▶ TASK REQUIREMENTS
Transcribe each record below word for word.

Source data:

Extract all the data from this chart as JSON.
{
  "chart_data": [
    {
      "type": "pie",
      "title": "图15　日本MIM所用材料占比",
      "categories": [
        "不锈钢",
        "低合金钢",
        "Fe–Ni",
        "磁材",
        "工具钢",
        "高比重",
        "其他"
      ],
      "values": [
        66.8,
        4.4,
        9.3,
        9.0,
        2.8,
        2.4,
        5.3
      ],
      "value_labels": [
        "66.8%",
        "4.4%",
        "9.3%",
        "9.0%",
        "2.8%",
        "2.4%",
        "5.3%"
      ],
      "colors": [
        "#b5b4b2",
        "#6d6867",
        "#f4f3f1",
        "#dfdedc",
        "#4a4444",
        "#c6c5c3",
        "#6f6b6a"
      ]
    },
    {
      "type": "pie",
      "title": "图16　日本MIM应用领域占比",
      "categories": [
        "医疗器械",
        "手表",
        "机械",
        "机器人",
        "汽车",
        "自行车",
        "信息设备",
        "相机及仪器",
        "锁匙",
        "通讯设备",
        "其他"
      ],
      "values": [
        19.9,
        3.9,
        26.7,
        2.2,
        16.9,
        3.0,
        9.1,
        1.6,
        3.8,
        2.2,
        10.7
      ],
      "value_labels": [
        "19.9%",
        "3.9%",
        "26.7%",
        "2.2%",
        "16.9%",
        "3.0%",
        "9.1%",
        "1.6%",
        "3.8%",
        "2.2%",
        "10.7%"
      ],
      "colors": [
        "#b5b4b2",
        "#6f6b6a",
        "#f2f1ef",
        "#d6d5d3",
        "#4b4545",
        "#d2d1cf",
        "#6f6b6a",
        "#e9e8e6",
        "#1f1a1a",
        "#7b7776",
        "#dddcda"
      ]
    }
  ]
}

▶ OUTPUT
Extract all the data from this chart as JSON.
{
  "chart_data": [
    {
      "type": "pie",
      "title": "图15　日本MIM所用材料占比",
      "categories": [
        "不锈钢",
        "低合金钢",
        "Fe–Ni",
        "磁材",
        "工具钢",
        "高比重",
        "其他"
      ],
      "values": [
        66.8,
        4.4,
        9.3,
        9.0,
        2.8,
        2.4,
        5.3
      ],
      "value_labels": [
        "66.8%",
        "4.4%",
        "9.3%",
        "9.0%",
        "2.8%",
        "2.4%",
        "5.3%"
      ],
      "colors": [
        "#b5b4b2",
        "#6d6867",
        "#f4f3f1",
        "#dfdedc",
        "#4a4444",
        "#c6c5c3",
        "#6f6b6a"
      ]
    },
    {
      "type": "pie",
      "title": "图16　日本MIM应用领域占比",
      "categories": [
        "医疗器械",
        "手表",
        "机械",
        "机器人",
        "汽车",
        "自行车",
        "信息设备",
        "相机及仪器",
        "锁匙",
        "通讯设备",
        "其他"
      ],
      "values": [
        19.9,
        3.9,
        26.7,
        2.2,
        16.9,
        3.0,
        9.1,
        1.6,
        3.8,
        2.2,
        10.7
      ],
      "value_labels": [
        "19.9%",
        "3.9%",
        "26.7%",
        "2.2%",
        "16.9%",
        "3.0%",
        "9.1%",
        "1.6%",
        "3.8%",
        "2.2%",
        "10.7%"
      ],
      "colors": [
        "#b5b4b2",
        "#6f6b6a",
        "#f2f1ef",
        "#d6d5d3",
        "#4b4545",
        "#d2d1cf",
        "#6f6b6a",
        "#e9e8e6",
        "#1f1a1a",
        "#7b7776",
        "#dddcda"
      ]
    }
  ]
}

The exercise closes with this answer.